───── Extracted data ─────
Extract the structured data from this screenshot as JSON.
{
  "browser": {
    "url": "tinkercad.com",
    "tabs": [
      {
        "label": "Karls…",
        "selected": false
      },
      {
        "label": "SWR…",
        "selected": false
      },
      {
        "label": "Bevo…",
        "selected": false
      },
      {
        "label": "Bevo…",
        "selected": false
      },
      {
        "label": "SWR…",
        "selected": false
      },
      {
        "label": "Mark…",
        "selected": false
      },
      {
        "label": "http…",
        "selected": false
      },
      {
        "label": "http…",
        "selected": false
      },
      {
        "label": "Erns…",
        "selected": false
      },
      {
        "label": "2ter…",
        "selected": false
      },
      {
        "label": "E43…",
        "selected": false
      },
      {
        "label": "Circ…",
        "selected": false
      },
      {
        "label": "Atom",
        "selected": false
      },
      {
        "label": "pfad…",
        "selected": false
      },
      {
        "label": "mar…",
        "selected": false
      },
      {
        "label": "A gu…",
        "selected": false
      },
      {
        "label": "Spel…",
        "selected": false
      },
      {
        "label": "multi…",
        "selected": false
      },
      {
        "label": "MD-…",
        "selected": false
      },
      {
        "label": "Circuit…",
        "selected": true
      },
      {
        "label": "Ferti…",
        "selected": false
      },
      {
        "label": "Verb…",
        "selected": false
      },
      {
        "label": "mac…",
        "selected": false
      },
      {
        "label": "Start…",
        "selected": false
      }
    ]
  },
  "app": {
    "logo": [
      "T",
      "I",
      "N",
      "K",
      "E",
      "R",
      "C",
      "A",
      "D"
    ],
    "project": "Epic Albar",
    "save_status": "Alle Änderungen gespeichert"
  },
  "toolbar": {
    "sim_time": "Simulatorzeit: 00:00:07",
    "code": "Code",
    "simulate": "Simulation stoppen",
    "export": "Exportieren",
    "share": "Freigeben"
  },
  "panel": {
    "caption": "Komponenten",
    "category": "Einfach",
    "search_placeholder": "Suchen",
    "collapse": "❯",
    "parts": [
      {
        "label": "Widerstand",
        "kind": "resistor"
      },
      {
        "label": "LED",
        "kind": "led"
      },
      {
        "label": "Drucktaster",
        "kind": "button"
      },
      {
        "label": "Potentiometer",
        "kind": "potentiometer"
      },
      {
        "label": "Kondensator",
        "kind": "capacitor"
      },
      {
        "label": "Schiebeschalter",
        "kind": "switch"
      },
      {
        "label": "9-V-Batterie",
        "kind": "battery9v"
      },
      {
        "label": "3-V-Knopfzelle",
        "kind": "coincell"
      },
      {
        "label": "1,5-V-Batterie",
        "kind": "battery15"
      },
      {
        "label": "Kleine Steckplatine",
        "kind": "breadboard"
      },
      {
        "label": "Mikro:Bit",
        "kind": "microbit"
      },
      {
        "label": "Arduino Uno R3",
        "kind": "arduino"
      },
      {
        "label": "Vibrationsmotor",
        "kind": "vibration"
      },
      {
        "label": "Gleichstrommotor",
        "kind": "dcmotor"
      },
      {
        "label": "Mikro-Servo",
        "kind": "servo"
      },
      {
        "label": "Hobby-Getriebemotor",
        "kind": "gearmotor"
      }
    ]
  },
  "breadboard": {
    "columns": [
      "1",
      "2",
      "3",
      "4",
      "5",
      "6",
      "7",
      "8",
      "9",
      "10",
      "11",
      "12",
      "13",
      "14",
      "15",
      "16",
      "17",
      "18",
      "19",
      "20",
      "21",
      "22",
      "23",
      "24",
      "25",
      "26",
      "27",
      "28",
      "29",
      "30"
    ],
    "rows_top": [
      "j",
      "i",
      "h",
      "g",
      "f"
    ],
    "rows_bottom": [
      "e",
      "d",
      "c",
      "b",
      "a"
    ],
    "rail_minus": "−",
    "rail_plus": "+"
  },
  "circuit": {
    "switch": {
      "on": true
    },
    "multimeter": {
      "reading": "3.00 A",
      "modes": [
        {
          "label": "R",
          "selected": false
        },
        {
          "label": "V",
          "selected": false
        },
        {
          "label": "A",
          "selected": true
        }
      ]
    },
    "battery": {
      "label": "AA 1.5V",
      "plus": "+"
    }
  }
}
─────
» The problem
Determine how many lines of the material include the string "true". Output only that count.

» Response to the exercise
3